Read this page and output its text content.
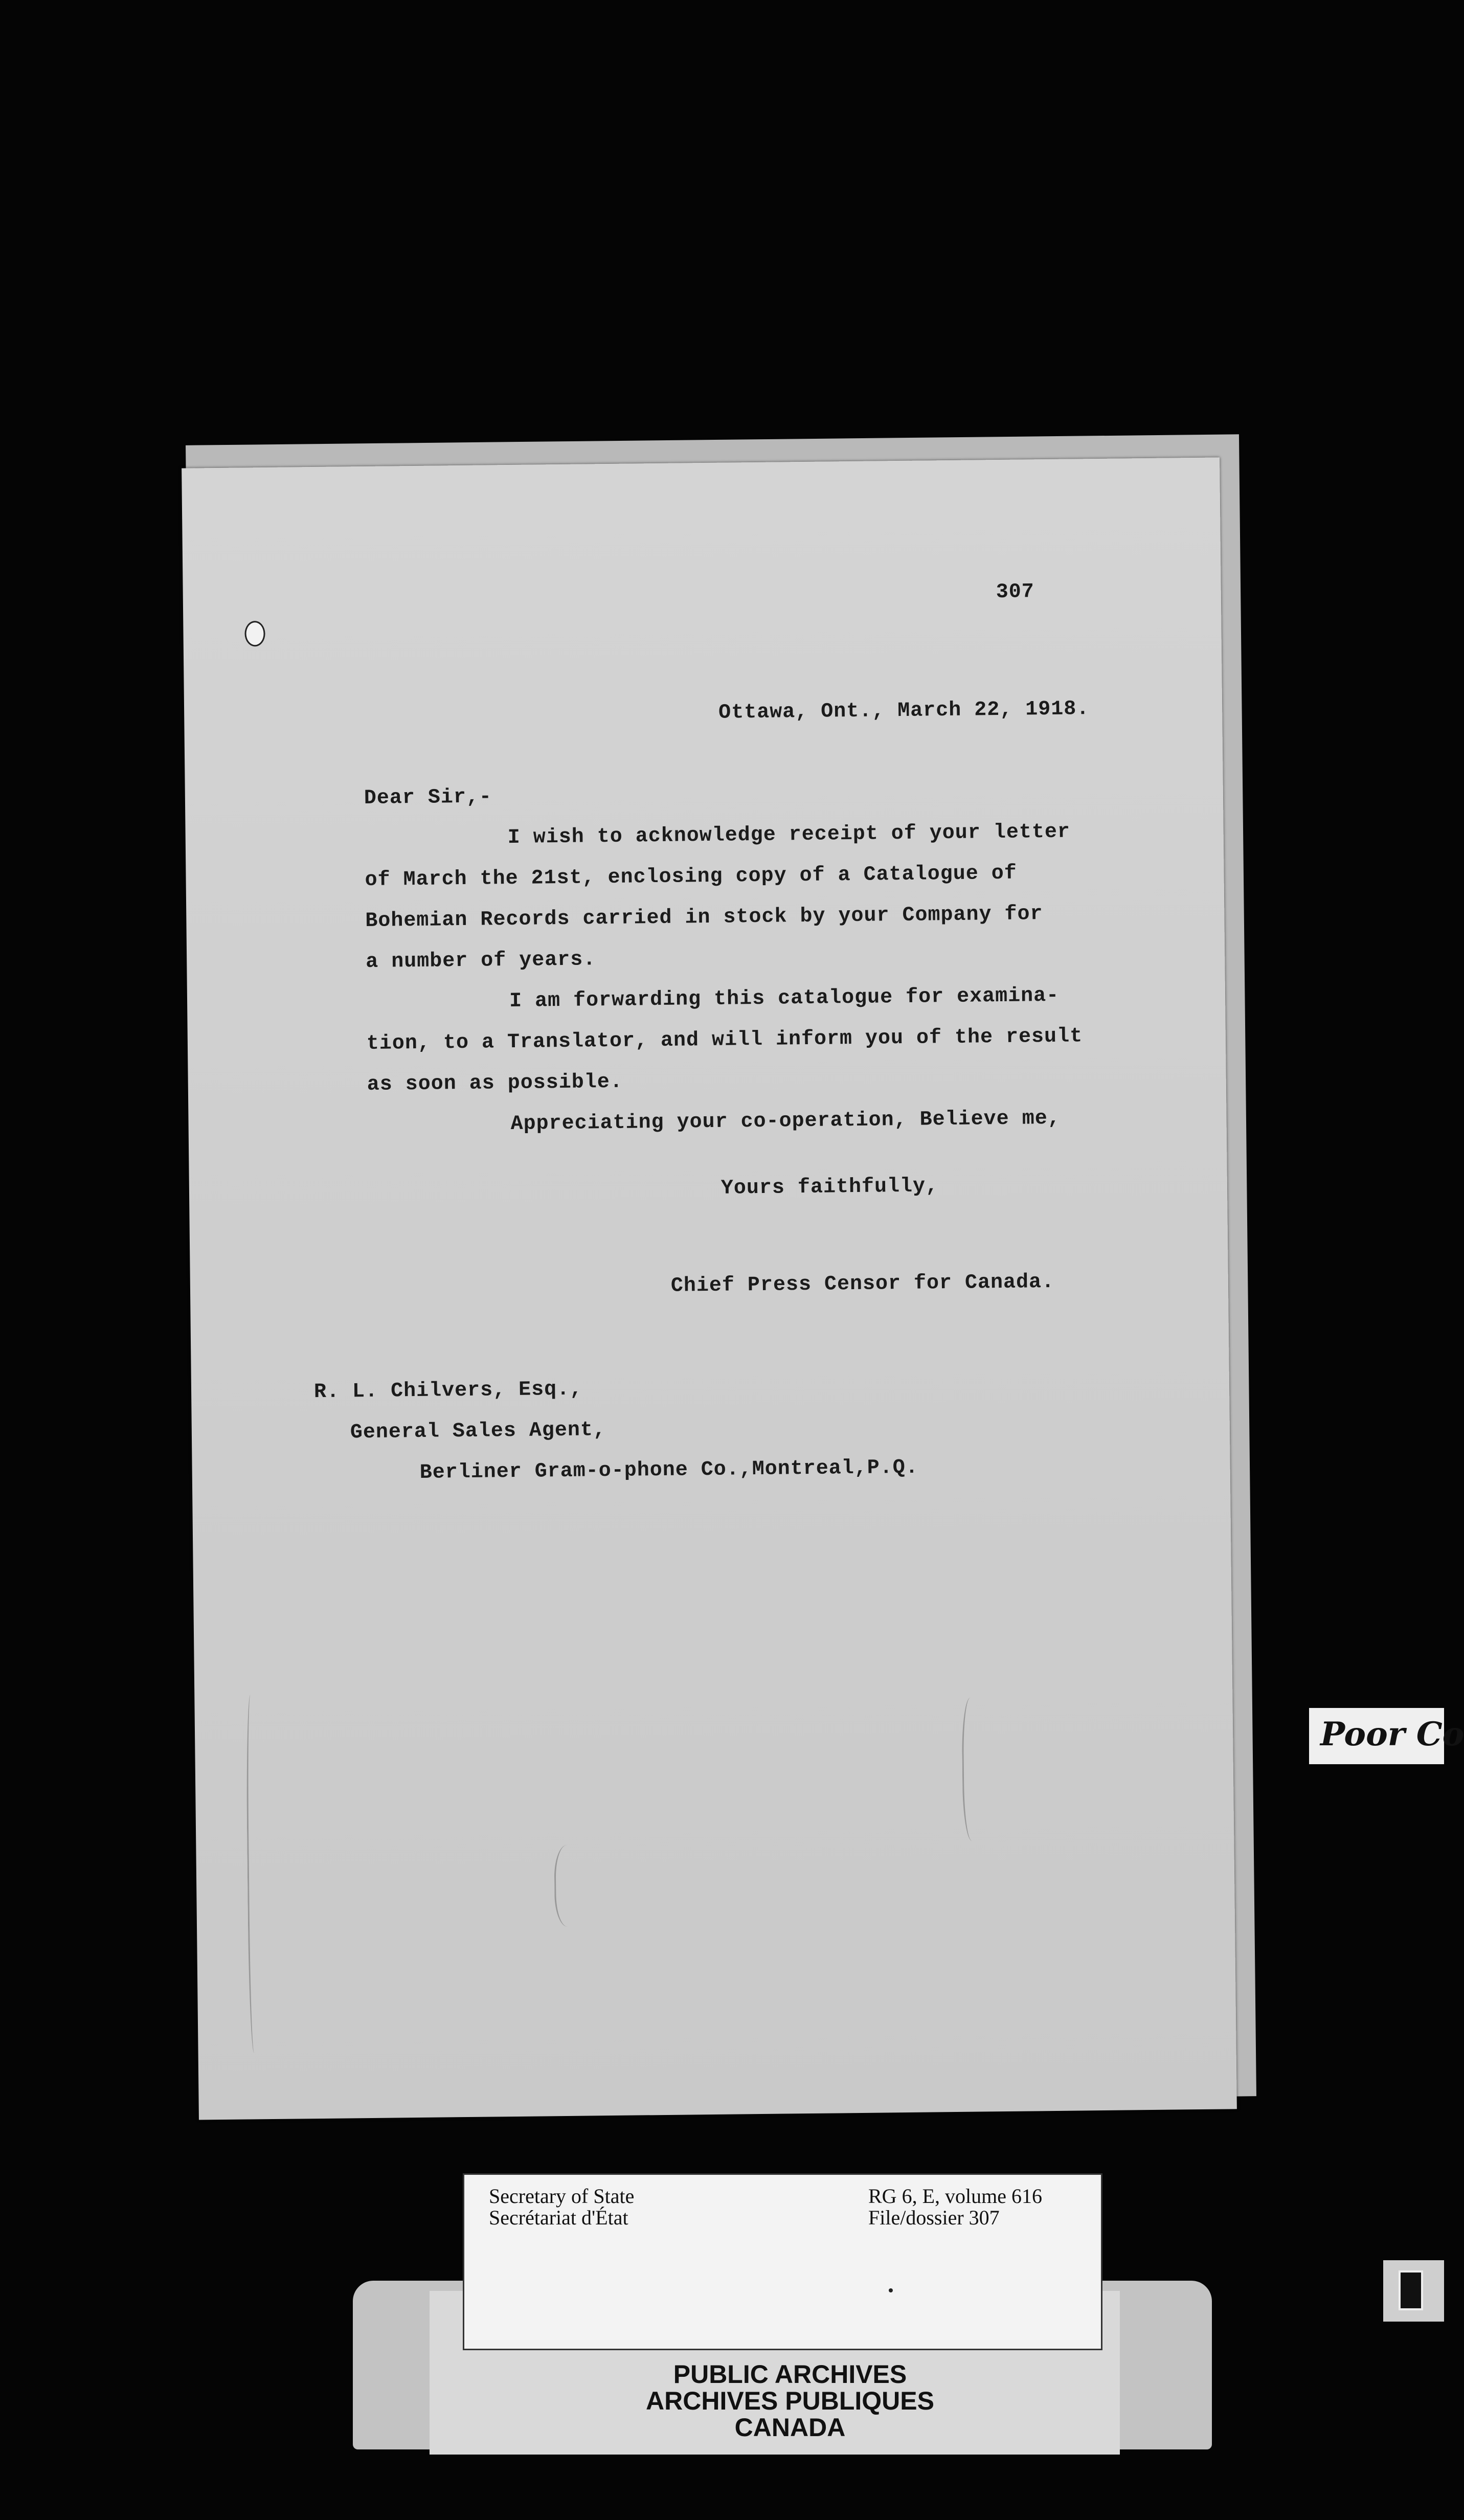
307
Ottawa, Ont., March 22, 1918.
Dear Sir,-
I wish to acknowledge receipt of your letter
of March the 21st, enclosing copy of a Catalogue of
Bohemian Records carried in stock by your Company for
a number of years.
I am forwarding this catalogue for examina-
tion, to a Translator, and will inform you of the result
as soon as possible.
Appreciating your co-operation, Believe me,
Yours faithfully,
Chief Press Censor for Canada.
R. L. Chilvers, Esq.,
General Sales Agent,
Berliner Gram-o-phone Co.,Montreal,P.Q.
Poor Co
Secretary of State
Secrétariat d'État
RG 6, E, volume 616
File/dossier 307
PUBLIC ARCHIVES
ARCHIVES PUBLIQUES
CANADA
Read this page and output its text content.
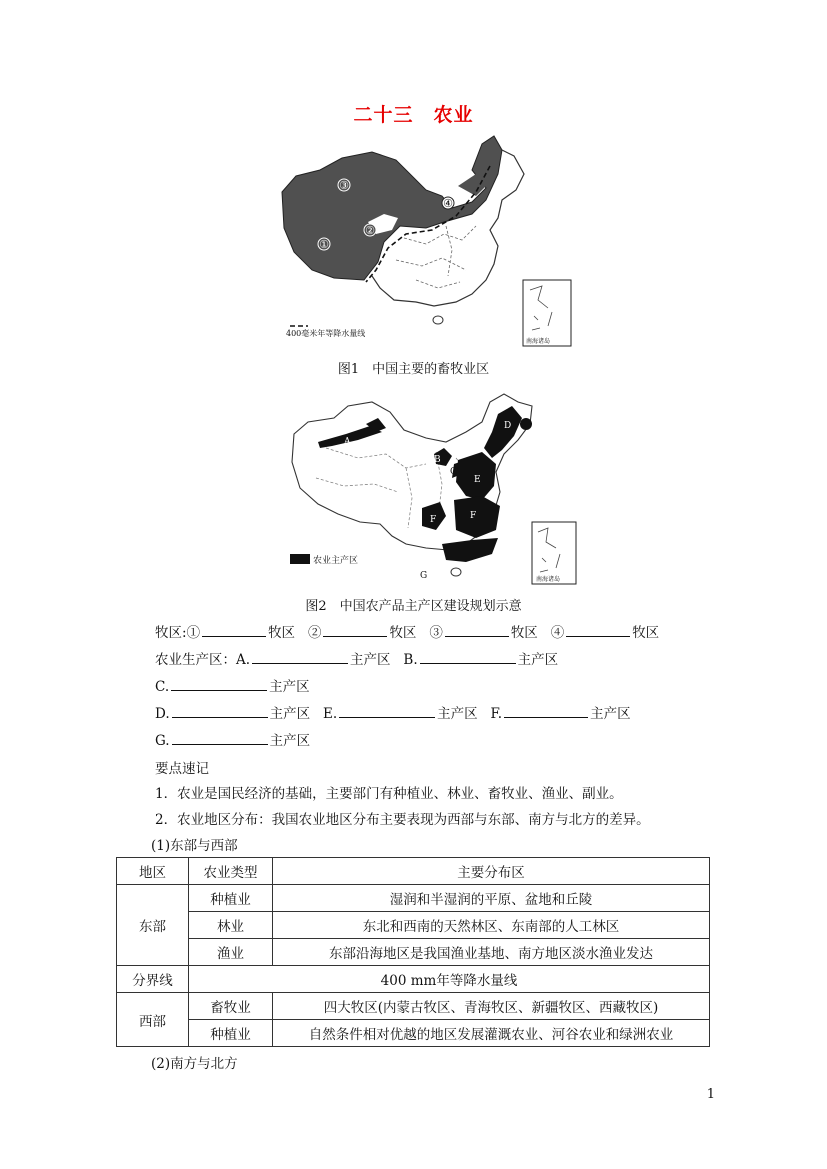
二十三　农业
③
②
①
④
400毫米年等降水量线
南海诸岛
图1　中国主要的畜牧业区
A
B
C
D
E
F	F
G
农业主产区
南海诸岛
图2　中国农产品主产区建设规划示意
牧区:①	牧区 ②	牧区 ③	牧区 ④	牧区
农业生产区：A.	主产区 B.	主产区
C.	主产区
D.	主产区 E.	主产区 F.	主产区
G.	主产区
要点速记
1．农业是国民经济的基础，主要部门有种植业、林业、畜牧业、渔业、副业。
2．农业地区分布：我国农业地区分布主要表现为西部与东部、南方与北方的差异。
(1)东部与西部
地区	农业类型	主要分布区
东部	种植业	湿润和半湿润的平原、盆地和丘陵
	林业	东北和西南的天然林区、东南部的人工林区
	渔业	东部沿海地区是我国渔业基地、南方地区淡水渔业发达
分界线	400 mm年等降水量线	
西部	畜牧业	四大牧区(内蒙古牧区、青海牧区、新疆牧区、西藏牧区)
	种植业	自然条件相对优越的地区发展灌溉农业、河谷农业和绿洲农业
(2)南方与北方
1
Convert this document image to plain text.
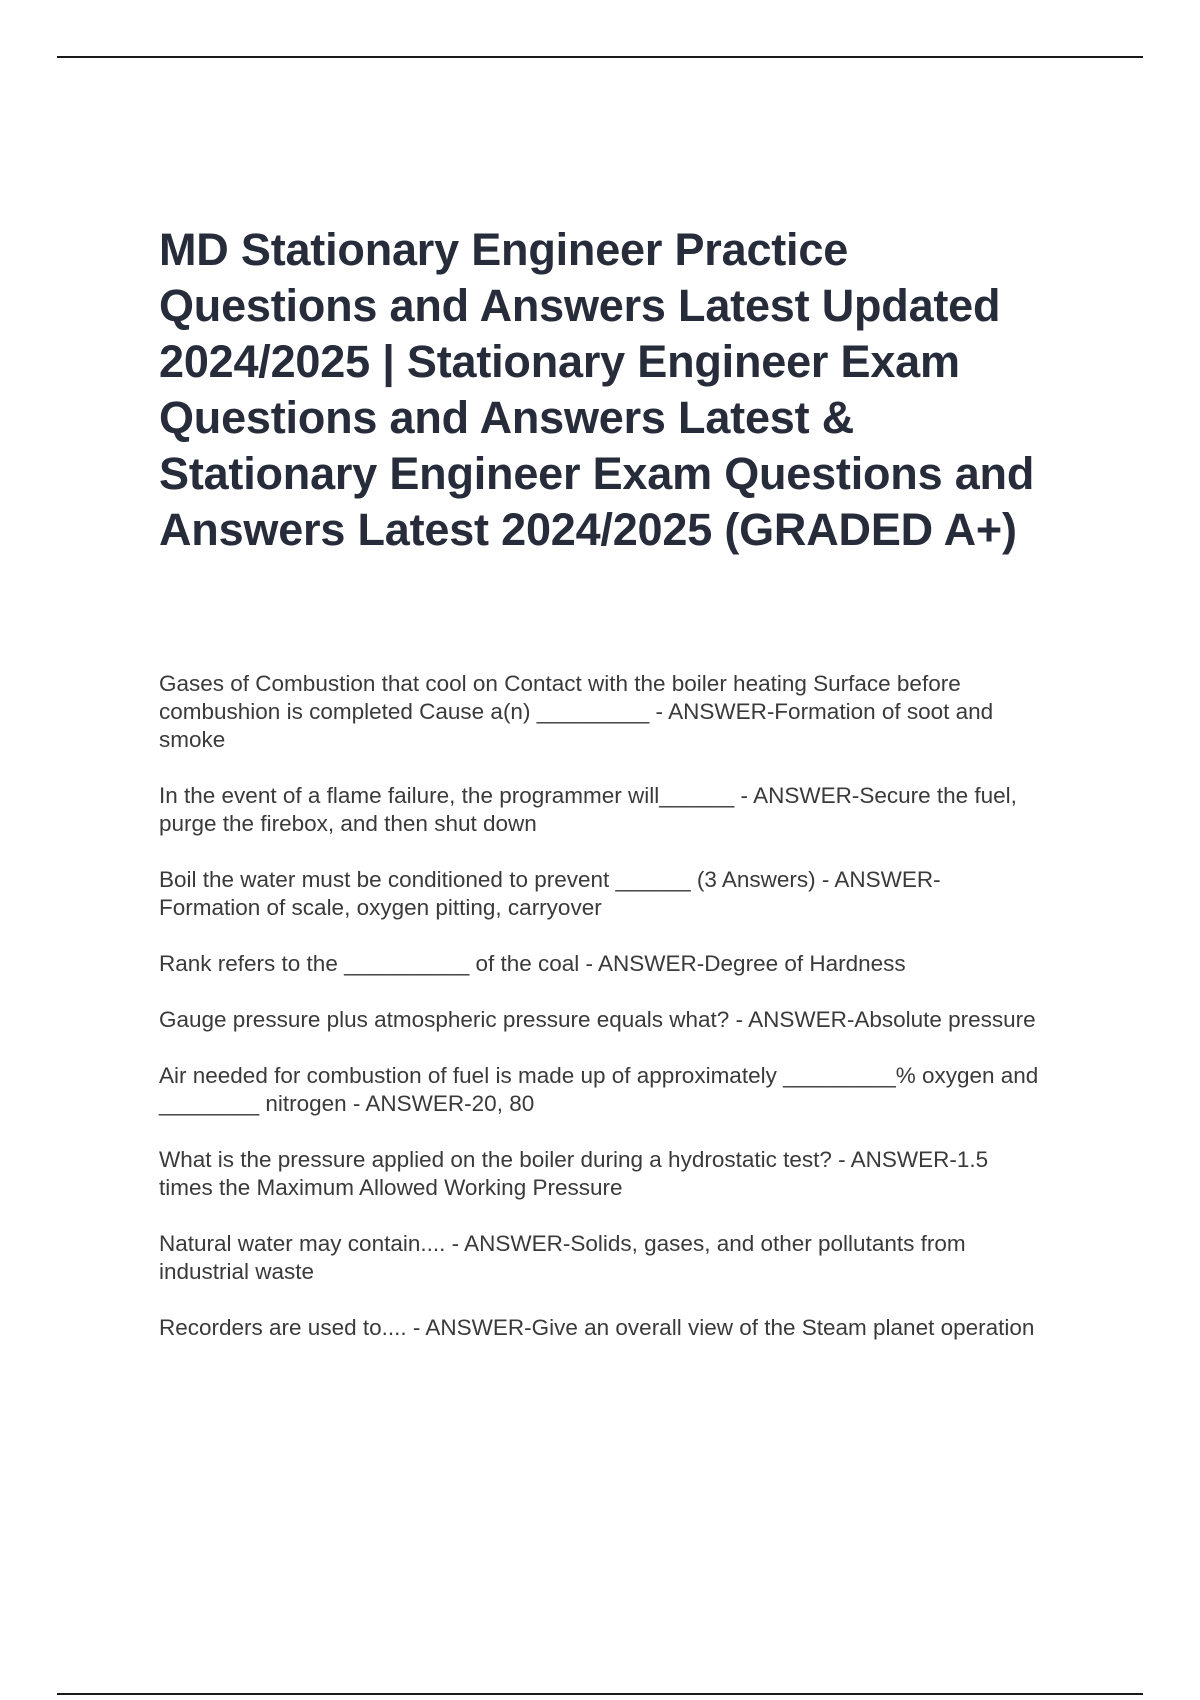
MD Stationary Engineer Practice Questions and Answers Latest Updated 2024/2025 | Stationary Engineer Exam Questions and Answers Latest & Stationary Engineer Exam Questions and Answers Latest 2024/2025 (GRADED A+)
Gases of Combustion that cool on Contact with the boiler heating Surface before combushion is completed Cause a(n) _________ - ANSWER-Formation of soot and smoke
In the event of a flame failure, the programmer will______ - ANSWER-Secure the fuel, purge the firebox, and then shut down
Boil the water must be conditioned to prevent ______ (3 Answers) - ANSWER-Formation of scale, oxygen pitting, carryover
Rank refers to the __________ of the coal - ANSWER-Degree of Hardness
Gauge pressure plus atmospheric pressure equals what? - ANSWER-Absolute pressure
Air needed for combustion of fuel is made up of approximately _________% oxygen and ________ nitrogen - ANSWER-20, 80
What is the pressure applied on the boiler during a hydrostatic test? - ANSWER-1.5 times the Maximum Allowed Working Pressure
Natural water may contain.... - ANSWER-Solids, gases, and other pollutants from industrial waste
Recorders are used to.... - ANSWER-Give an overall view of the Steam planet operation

* [Exercise requirements] Without the pictures, write out every entry precisely as it appears.

* [Correct result]
Read this page and output its text content.
307
Ottawa, Ont., March 22, 1918.
Dear Sir,-
I wish to acknowledge receipt of your letter
of March the 21st, enclosing copy of a Catalogue of
Bohemian Records carried in stock by your Company for
a number of years.
I am forwarding this catalogue for examina-
tion, to a Translator, and will inform you of the result
as soon as possible.
Appreciating your co-operation, Believe me,
Yours faithfully,
Chief Press Censor for Canada.
R. L. Chilvers, Esq.,
General Sales Agent,
Berliner Gram-o-phone Co.,Montreal,P.Q.
Poor Co
Secretary of State
Secrétariat d'État
RG 6, E, volume 616
File/dossier 307
PUBLIC ARCHIVES
ARCHIVES PUBLIQUES
CANADA
Read this page and output its text content.
二十三　农业
③
②
①
④
400毫米年等降水量线
南海诸岛
图1　中国主要的畜牧业区
A
B
C
D
E
F	F
G
农业主产区
南海诸岛
图2　中国农产品主产区建设规划示意
牧区:①	牧区 ②	牧区 ③	牧区 ④	牧区
农业生产区：A.	主产区 B.	主产区
C.	主产区
D.	主产区 E.	主产区 F.	主产区
G.	主产区
要点速记
1．农业是国民经济的基础，主要部门有种植业、林业、畜牧业、渔业、副业。
2．农业地区分布：我国农业地区分布主要表现为西部与东部、南方与北方的差异。
(1)东部与西部
地区	农业类型	主要分布区
东部	种植业	湿润和半湿润的平原、盆地和丘陵
	林业	东北和西南的天然林区、东南部的人工林区
	渔业	东部沿海地区是我国渔业基地、南方地区淡水渔业发达
分界线	400 mm年等降水量线	
西部	畜牧业	四大牧区(内蒙古牧区、青海牧区、新疆牧区、西藏牧区)
	种植业	自然条件相对优越的地区发展灌溉农业、河谷农业和绿洲农业
(2)南方与北方
1
Convert this document image to plain text.
MD Stationary Engineer Practice Questions and Answers Latest Updated 2024/2025 | Stationary Engineer Exam Questions and Answers Latest & Stationary Engineer Exam Questions and Answers Latest 2024/2025 (GRADED A+)
Gases of Combustion that cool on Contact with the boiler heating Surface before combushion is completed Cause a(n) _________ - ANSWER-Formation of soot and smoke
In the event of a flame failure, the programmer will______ - ANSWER-Secure the fuel, purge the firebox, and then shut down
Boil the water must be conditioned to prevent ______ (3 Answers) - ANSWER-Formation of scale, oxygen pitting, carryover
Rank refers to the __________ of the coal - ANSWER-Degree of Hardness
Gauge pressure plus atmospheric pressure equals what? - ANSWER-Absolute pressure
Air needed for combustion of fuel is made up of approximately _________% oxygen and ________ nitrogen - ANSWER-20, 80
What is the pressure applied on the boiler during a hydrostatic test? - ANSWER-1.5 times the Maximum Allowed Working Pressure
Natural water may contain.... - ANSWER-Solids, gases, and other pollutants from industrial waste
Recorders are used to.... - ANSWER-Give an overall view of the Steam planet operation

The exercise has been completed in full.